● WORK REQUIRED
Copy out every line exactly as given.

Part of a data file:
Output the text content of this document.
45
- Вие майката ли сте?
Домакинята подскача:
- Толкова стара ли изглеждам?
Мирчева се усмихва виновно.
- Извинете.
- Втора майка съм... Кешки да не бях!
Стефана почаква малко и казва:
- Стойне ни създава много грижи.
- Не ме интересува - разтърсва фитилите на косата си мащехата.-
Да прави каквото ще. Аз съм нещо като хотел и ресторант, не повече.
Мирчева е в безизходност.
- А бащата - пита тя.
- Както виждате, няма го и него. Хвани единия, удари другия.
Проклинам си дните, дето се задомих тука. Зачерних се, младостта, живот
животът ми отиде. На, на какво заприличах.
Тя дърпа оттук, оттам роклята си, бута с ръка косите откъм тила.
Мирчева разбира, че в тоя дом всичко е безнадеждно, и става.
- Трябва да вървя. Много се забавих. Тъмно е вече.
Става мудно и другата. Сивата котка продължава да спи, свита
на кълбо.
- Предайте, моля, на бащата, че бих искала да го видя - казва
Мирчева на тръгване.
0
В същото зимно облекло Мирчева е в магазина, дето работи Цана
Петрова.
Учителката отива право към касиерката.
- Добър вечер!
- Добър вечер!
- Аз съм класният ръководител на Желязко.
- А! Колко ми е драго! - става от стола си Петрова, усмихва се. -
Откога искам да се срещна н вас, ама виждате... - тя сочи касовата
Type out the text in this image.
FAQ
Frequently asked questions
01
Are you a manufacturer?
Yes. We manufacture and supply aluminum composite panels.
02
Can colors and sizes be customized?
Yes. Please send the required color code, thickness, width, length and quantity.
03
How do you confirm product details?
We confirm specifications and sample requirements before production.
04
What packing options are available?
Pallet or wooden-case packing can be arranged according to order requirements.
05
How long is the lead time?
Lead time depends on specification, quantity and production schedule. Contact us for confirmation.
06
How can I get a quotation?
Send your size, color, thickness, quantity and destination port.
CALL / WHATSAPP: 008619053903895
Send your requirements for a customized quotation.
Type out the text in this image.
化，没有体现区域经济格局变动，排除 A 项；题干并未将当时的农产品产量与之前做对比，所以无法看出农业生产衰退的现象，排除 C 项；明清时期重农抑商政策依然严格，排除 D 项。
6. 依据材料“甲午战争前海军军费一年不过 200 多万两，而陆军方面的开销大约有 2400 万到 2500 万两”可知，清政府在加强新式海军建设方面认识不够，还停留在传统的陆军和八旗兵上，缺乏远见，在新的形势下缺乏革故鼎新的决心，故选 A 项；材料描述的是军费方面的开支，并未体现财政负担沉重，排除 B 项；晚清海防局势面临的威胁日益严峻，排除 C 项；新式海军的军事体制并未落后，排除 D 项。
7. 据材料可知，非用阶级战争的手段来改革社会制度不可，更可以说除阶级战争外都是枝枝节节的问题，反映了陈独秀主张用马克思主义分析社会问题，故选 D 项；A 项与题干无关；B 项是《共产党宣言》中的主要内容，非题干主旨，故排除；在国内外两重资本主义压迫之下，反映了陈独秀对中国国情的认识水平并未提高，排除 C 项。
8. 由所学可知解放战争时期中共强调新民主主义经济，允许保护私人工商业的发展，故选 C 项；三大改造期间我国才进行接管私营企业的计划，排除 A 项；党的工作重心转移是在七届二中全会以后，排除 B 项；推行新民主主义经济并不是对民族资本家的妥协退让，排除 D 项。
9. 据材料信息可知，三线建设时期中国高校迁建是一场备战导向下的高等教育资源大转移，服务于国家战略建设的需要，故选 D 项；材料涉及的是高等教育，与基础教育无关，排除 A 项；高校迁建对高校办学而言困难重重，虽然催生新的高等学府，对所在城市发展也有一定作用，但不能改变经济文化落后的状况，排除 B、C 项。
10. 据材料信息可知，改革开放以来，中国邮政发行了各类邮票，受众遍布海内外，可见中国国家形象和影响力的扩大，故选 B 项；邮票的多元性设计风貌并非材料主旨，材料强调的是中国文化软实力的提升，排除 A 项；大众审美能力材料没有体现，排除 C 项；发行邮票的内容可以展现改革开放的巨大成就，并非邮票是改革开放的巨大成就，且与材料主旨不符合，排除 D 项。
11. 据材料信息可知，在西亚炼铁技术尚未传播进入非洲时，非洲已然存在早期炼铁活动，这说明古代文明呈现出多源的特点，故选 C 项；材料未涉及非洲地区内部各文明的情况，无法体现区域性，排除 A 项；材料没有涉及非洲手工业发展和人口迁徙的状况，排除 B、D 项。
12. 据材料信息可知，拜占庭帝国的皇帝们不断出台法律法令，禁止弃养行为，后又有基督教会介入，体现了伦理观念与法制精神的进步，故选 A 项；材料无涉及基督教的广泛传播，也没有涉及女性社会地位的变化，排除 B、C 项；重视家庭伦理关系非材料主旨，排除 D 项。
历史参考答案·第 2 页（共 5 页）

● CORRECT ANSWER
Output the text content of this document.
45
- Вие майката ли сте?
Домакинята подскача:
- Толкова стара ли изглеждам?
Мирчева се усмихва виновно.
- Извинете.
- Втора майка съм... Кешки да не бях!
Стефана почаква малко и казва:
- Стойне ни създава много грижи.
- Не ме интересува - разтърсва фитилите на косата си мащехата.-
Да прави каквото ще. Аз съм нещо като хотел и ресторант, не повече.
Мирчева е в безизходност.
- А бащата - пита тя.
- Както виждате, няма го и него. Хвани единия, удари другия.
Проклинам си дните, дето се задомих тука. Зачерних се, младостта, живот
животът ми отиде. На, на какво заприличах.
Тя дърпа оттук, оттам роклята си, бута с ръка косите откъм тила.
Мирчева разбира, че в тоя дом всичко е безнадеждно, и става.
- Трябва да вървя. Много се забавих. Тъмно е вече.
Става мудно и другата. Сивата котка продължава да спи, свита
на кълбо.
- Предайте, моля, на бащата, че бих искала да го видя - казва
Мирчева на тръгване.
0
В същото зимно облекло Мирчева е в магазина, дето работи Цана
Петрова.
Учителката отива право към касиерката.
- Добър вечер!
- Добър вечер!
- Аз съм класният ръководител на Желязко.
- А! Колко ми е драго! - става от стола си Петрова, усмихва се. -
Откога искам да се срещна н вас, ама виждате... - тя сочи касовата
Type out the text in this image.
FAQ
Frequently asked questions
01
Are you a manufacturer?
Yes. We manufacture and supply aluminum composite panels.
02
Can colors and sizes be customized?
Yes. Please send the required color code, thickness, width, length and quantity.
03
How do you confirm product details?
We confirm specifications and sample requirements before production.
04
What packing options are available?
Pallet or wooden-case packing can be arranged according to order requirements.
05
How long is the lead time?
Lead time depends on specification, quantity and production schedule. Contact us for confirmation.
06
How can I get a quotation?
Send your size, color, thickness, quantity and destination port.
CALL / WHATSAPP: 008619053903895
Send your requirements for a customized quotation.
Type out the text in this image.
化，没有体现区域经济格局变动，排除 A 项；题干并未将当时的农产品产量与之前做对比，所以无法看出农业生产衰退的现象，排除 C 项；明清时期重农抑商政策依然严格，排除 D 项。
6. 依据材料“甲午战争前海军军费一年不过 200 多万两，而陆军方面的开销大约有 2400 万到 2500 万两”可知，清政府在加强新式海军建设方面认识不够，还停留在传统的陆军和八旗兵上，缺乏远见，在新的形势下缺乏革故鼎新的决心，故选 A 项；材料描述的是军费方面的开支，并未体现财政负担沉重，排除 B 项；晚清海防局势面临的威胁日益严峻，排除 C 项；新式海军的军事体制并未落后，排除 D 项。
7. 据材料可知，非用阶级战争的手段来改革社会制度不可，更可以说除阶级战争外都是枝枝节节的问题，反映了陈独秀主张用马克思主义分析社会问题，故选 D 项；A 项与题干无关；B 项是《共产党宣言》中的主要内容，非题干主旨，故排除；在国内外两重资本主义压迫之下，反映了陈独秀对中国国情的认识水平并未提高，排除 C 项。
8. 由所学可知解放战争时期中共强调新民主主义经济，允许保护私人工商业的发展，故选 C 项；三大改造期间我国才进行接管私营企业的计划，排除 A 项；党的工作重心转移是在七届二中全会以后，排除 B 项；推行新民主主义经济并不是对民族资本家的妥协退让，排除 D 项。
9. 据材料信息可知，三线建设时期中国高校迁建是一场备战导向下的高等教育资源大转移，服务于国家战略建设的需要，故选 D 项；材料涉及的是高等教育，与基础教育无关，排除 A 项；高校迁建对高校办学而言困难重重，虽然催生新的高等学府，对所在城市发展也有一定作用，但不能改变经济文化落后的状况，排除 B、C 项。
10. 据材料信息可知，改革开放以来，中国邮政发行了各类邮票，受众遍布海内外，可见中国国家形象和影响力的扩大，故选 B 项；邮票的多元性设计风貌并非材料主旨，材料强调的是中国文化软实力的提升，排除 A 项；大众审美能力材料没有体现，排除 C 项；发行邮票的内容可以展现改革开放的巨大成就，并非邮票是改革开放的巨大成就，且与材料主旨不符合，排除 D 项。
11. 据材料信息可知，在西亚炼铁技术尚未传播进入非洲时，非洲已然存在早期炼铁活动，这说明古代文明呈现出多源的特点，故选 C 项；材料未涉及非洲地区内部各文明的情况，无法体现区域性，排除 A 项；材料没有涉及非洲手工业发展和人口迁徙的状况，排除 B、D 项。
12. 据材料信息可知，拜占庭帝国的皇帝们不断出台法律法令，禁止弃养行为，后又有基督教会介入，体现了伦理观念与法制精神的进步，故选 A 项；材料无涉及基督教的广泛传播，也没有涉及女性社会地位的变化，排除 B、C 项；重视家庭伦理关系非材料主旨，排除 D 项。
历史参考答案·第 2 页（共 5 页）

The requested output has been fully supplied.